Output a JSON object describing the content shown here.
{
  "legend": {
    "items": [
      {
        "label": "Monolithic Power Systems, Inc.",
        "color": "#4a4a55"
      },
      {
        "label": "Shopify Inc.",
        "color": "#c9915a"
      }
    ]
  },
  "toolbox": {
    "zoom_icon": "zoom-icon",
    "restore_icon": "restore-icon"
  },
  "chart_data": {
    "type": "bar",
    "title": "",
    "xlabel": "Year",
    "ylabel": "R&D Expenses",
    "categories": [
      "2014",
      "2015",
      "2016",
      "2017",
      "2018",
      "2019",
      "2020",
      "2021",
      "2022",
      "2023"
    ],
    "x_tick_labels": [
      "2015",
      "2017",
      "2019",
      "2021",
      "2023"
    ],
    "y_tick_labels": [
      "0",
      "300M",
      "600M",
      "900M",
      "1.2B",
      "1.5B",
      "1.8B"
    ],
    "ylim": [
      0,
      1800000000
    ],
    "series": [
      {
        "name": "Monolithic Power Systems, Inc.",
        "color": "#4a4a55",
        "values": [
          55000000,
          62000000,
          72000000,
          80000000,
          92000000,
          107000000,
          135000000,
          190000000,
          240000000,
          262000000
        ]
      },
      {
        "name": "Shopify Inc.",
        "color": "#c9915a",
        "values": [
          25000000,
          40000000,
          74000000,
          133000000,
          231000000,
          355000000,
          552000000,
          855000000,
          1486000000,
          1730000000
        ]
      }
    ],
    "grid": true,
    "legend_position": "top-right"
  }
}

→ Task directions:
Read the data above and count the lines that include "name". Answer only with the count.

→ Exercise result:
2